[START OF STORED ROWS]

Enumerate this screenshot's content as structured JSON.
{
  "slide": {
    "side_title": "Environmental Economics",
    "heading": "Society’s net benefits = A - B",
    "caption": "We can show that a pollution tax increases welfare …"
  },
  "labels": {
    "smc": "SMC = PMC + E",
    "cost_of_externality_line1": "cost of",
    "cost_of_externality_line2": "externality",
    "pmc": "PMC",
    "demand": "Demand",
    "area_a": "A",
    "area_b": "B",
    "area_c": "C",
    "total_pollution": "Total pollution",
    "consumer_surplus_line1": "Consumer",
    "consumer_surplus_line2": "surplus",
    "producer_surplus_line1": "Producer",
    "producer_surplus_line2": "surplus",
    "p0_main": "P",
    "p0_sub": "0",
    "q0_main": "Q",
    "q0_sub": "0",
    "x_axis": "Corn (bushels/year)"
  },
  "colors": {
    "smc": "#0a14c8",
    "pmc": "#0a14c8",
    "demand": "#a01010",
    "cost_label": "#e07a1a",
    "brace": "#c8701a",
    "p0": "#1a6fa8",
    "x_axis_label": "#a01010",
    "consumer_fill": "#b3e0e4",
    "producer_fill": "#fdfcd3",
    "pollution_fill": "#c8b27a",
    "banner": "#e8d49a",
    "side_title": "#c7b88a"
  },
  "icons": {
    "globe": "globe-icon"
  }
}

[END OF STORED ROWS]

→ PROBLEM TO SOLVE: From the listing above, extract every line exactly as it stands.

→ THE SOLUTION:
Enumerate this screenshot's content as structured JSON.
{
  "slide": {
    "side_title": "Environmental Economics",
    "heading": "Society’s net benefits = A - B",
    "caption": "We can show that a pollution tax increases welfare …"
  },
  "labels": {
    "smc": "SMC = PMC + E",
    "cost_of_externality_line1": "cost of",
    "cost_of_externality_line2": "externality",
    "pmc": "PMC",
    "demand": "Demand",
    "area_a": "A",
    "area_b": "B",
    "area_c": "C",
    "total_pollution": "Total pollution",
    "consumer_surplus_line1": "Consumer",
    "consumer_surplus_line2": "surplus",
    "producer_surplus_line1": "Producer",
    "producer_surplus_line2": "surplus",
    "p0_main": "P",
    "p0_sub": "0",
    "q0_main": "Q",
    "q0_sub": "0",
    "x_axis": "Corn (bushels/year)"
  },
  "colors": {
    "smc": "#0a14c8",
    "pmc": "#0a14c8",
    "demand": "#a01010",
    "cost_label": "#e07a1a",
    "brace": "#c8701a",
    "p0": "#1a6fa8",
    "x_axis_label": "#a01010",
    "consumer_fill": "#b3e0e4",
    "producer_fill": "#fdfcd3",
    "pollution_fill": "#c8b27a",
    "banner": "#e8d49a",
    "side_title": "#c7b88a"
  },
  "icons": {
    "globe": "globe-icon"
  }
}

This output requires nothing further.